### Exercise goal
All records below must be retyped exactly.

### Input data
# # # # # # #
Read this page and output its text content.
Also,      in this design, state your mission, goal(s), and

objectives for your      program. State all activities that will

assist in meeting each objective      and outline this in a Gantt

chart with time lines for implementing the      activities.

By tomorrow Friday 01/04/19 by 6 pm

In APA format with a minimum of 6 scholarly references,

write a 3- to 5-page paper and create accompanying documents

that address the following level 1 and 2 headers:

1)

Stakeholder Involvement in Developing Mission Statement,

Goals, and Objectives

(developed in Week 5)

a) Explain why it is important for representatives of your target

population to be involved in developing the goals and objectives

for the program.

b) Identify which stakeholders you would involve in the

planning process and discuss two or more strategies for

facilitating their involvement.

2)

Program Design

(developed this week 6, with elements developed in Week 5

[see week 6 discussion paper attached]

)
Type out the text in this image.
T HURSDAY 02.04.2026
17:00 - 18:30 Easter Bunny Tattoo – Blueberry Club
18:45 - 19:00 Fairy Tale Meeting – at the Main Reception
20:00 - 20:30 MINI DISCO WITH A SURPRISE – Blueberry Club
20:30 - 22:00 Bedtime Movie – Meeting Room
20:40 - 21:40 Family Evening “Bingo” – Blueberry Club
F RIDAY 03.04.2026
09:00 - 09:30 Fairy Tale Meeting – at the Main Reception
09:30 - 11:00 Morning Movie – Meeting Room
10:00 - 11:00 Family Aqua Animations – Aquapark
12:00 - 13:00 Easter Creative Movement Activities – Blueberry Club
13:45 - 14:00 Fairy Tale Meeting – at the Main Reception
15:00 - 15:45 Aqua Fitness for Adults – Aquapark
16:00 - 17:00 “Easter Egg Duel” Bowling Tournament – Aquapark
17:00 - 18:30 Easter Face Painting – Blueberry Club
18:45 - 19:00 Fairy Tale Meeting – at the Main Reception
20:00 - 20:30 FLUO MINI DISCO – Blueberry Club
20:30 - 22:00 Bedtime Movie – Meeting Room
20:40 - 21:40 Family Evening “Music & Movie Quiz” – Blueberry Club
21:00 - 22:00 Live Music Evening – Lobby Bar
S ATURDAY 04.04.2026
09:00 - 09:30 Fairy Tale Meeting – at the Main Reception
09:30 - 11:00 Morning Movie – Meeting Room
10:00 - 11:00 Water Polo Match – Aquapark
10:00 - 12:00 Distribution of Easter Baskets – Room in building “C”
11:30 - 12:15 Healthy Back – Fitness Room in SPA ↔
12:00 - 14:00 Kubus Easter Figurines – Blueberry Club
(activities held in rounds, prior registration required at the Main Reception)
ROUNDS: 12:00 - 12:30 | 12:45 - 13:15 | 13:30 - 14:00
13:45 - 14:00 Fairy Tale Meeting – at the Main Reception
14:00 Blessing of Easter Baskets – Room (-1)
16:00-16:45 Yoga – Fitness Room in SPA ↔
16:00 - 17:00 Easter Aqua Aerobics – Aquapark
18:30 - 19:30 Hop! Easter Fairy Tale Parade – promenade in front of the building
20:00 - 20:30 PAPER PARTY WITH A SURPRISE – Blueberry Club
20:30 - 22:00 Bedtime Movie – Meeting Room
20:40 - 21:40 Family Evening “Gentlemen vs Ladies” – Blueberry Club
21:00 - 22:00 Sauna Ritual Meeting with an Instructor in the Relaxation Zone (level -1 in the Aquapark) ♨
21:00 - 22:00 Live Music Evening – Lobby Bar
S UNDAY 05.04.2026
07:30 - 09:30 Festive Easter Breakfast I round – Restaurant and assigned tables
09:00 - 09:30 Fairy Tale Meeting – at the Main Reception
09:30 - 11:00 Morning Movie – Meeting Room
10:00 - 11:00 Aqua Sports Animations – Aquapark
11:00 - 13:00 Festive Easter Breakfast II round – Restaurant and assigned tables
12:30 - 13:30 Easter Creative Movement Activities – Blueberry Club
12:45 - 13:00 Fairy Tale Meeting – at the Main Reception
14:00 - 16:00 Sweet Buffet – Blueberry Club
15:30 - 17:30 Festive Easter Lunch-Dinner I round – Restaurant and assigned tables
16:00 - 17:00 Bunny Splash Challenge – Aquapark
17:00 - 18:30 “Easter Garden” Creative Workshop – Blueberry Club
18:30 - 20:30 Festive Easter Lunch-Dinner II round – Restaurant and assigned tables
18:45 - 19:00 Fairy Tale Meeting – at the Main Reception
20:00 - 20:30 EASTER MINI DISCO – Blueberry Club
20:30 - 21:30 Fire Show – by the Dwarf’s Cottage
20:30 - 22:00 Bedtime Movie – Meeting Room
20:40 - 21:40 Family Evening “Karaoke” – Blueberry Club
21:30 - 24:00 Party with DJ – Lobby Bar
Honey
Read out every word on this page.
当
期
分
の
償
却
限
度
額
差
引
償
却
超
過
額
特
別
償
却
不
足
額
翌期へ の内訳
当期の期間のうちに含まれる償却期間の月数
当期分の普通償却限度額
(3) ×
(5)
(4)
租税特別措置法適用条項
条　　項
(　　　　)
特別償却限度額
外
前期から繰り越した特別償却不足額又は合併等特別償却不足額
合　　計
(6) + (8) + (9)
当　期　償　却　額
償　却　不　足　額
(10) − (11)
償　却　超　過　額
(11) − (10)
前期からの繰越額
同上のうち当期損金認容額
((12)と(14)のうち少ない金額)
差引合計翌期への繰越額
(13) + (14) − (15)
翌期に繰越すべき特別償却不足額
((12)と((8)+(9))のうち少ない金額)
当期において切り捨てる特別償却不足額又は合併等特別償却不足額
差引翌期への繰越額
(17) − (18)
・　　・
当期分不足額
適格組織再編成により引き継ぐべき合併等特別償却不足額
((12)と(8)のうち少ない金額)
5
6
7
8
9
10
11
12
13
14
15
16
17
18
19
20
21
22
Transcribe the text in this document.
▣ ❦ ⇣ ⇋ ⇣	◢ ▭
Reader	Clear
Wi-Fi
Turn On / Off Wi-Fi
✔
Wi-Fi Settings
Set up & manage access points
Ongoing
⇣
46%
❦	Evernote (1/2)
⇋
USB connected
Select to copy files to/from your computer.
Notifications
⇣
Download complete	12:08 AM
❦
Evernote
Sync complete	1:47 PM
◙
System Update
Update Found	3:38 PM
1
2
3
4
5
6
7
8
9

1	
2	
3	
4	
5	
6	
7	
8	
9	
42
# # # # # # #
### Written solution
Read this page and output its text content.
Also,      in this design, state your mission, goal(s), and

objectives for your      program. State all activities that will

assist in meeting each objective      and outline this in a Gantt

chart with time lines for implementing the      activities.

By tomorrow Friday 01/04/19 by 6 pm

In APA format with a minimum of 6 scholarly references,

write a 3- to 5-page paper and create accompanying documents

that address the following level 1 and 2 headers:

1)

Stakeholder Involvement in Developing Mission Statement,

Goals, and Objectives

(developed in Week 5)

a) Explain why it is important for representatives of your target

population to be involved in developing the goals and objectives

for the program.

b) Identify which stakeholders you would involve in the

planning process and discuss two or more strategies for

facilitating their involvement.

2)

Program Design

(developed this week 6, with elements developed in Week 5

[see week 6 discussion paper attached]

)
Type out the text in this image.
T HURSDAY 02.04.2026
17:00 - 18:30 Easter Bunny Tattoo – Blueberry Club
18:45 - 19:00 Fairy Tale Meeting – at the Main Reception
20:00 - 20:30 MINI DISCO WITH A SURPRISE – Blueberry Club
20:30 - 22:00 Bedtime Movie – Meeting Room
20:40 - 21:40 Family Evening “Bingo” – Blueberry Club
F RIDAY 03.04.2026
09:00 - 09:30 Fairy Tale Meeting – at the Main Reception
09:30 - 11:00 Morning Movie – Meeting Room
10:00 - 11:00 Family Aqua Animations – Aquapark
12:00 - 13:00 Easter Creative Movement Activities – Blueberry Club
13:45 - 14:00 Fairy Tale Meeting – at the Main Reception
15:00 - 15:45 Aqua Fitness for Adults – Aquapark
16:00 - 17:00 “Easter Egg Duel” Bowling Tournament – Aquapark
17:00 - 18:30 Easter Face Painting – Blueberry Club
18:45 - 19:00 Fairy Tale Meeting – at the Main Reception
20:00 - 20:30 FLUO MINI DISCO – Blueberry Club
20:30 - 22:00 Bedtime Movie – Meeting Room
20:40 - 21:40 Family Evening “Music & Movie Quiz” – Blueberry Club
21:00 - 22:00 Live Music Evening – Lobby Bar
S ATURDAY 04.04.2026
09:00 - 09:30 Fairy Tale Meeting – at the Main Reception
09:30 - 11:00 Morning Movie – Meeting Room
10:00 - 11:00 Water Polo Match – Aquapark
10:00 - 12:00 Distribution of Easter Baskets – Room in building “C”
11:30 - 12:15 Healthy Back – Fitness Room in SPA ↔
12:00 - 14:00 Kubus Easter Figurines – Blueberry Club
(activities held in rounds, prior registration required at the Main Reception)
ROUNDS: 12:00 - 12:30 | 12:45 - 13:15 | 13:30 - 14:00
13:45 - 14:00 Fairy Tale Meeting – at the Main Reception
14:00 Blessing of Easter Baskets – Room (-1)
16:00-16:45 Yoga – Fitness Room in SPA ↔
16:00 - 17:00 Easter Aqua Aerobics – Aquapark
18:30 - 19:30 Hop! Easter Fairy Tale Parade – promenade in front of the building
20:00 - 20:30 PAPER PARTY WITH A SURPRISE – Blueberry Club
20:30 - 22:00 Bedtime Movie – Meeting Room
20:40 - 21:40 Family Evening “Gentlemen vs Ladies” – Blueberry Club
21:00 - 22:00 Sauna Ritual Meeting with an Instructor in the Relaxation Zone (level -1 in the Aquapark) ♨
21:00 - 22:00 Live Music Evening – Lobby Bar
S UNDAY 05.04.2026
07:30 - 09:30 Festive Easter Breakfast I round – Restaurant and assigned tables
09:00 - 09:30 Fairy Tale Meeting – at the Main Reception
09:30 - 11:00 Morning Movie – Meeting Room
10:00 - 11:00 Aqua Sports Animations – Aquapark
11:00 - 13:00 Festive Easter Breakfast II round – Restaurant and assigned tables
12:30 - 13:30 Easter Creative Movement Activities – Blueberry Club
12:45 - 13:00 Fairy Tale Meeting – at the Main Reception
14:00 - 16:00 Sweet Buffet – Blueberry Club
15:30 - 17:30 Festive Easter Lunch-Dinner I round – Restaurant and assigned tables
16:00 - 17:00 Bunny Splash Challenge – Aquapark
17:00 - 18:30 “Easter Garden” Creative Workshop – Blueberry Club
18:30 - 20:30 Festive Easter Lunch-Dinner II round – Restaurant and assigned tables
18:45 - 19:00 Fairy Tale Meeting – at the Main Reception
20:00 - 20:30 EASTER MINI DISCO – Blueberry Club
20:30 - 21:30 Fire Show – by the Dwarf’s Cottage
20:30 - 22:00 Bedtime Movie – Meeting Room
20:40 - 21:40 Family Evening “Karaoke” – Blueberry Club
21:30 - 24:00 Party with DJ – Lobby Bar
Honey
Read out every word on this page.
当
期
分
の
償
却
限
度
額
差
引
償
却
超
過
額
特
別
償
却
不
足
額
翌期へ の内訳
当期の期間のうちに含まれる償却期間の月数
当期分の普通償却限度額
(3) ×
(5)
(4)
租税特別措置法適用条項
条　　項
(　　　　)
特別償却限度額
外
前期から繰り越した特別償却不足額又は合併等特別償却不足額
合　　計
(6) + (8) + (9)
当　期　償　却　額
償　却　不　足　額
(10) − (11)
償　却　超　過　額
(11) − (10)
前期からの繰越額
同上のうち当期損金認容額
((12)と(14)のうち少ない金額)
差引合計翌期への繰越額
(13) + (14) − (15)
翌期に繰越すべき特別償却不足額
((12)と((8)+(9))のうち少ない金額)
当期において切り捨てる特別償却不足額又は合併等特別償却不足額
差引翌期への繰越額
(17) − (18)
・　　・
当期分不足額
適格組織再編成により引き継ぐべき合併等特別償却不足額
((12)と(8)のうち少ない金額)
5
6
7
8
9
10
11
12
13
14
15
16
17
18
19
20
21
22
Transcribe the text in this document.
▣ ❦ ⇣ ⇋ ⇣	◢ ▭
Reader	Clear
Wi-Fi
Turn On / Off Wi-Fi
✔
Wi-Fi Settings
Set up & manage access points
Ongoing
⇣
46%
❦	Evernote (1/2)
⇋
USB connected
Select to copy files to/from your computer.
Notifications
⇣
Download complete	12:08 AM
❦
Evernote
Sync complete	1:47 PM
◙
System Update
Update Found	3:38 PM
1
2
3
4
5
6
7
8
9

1	
2	
3	
4	
5	
6	
7	
8	
9	
42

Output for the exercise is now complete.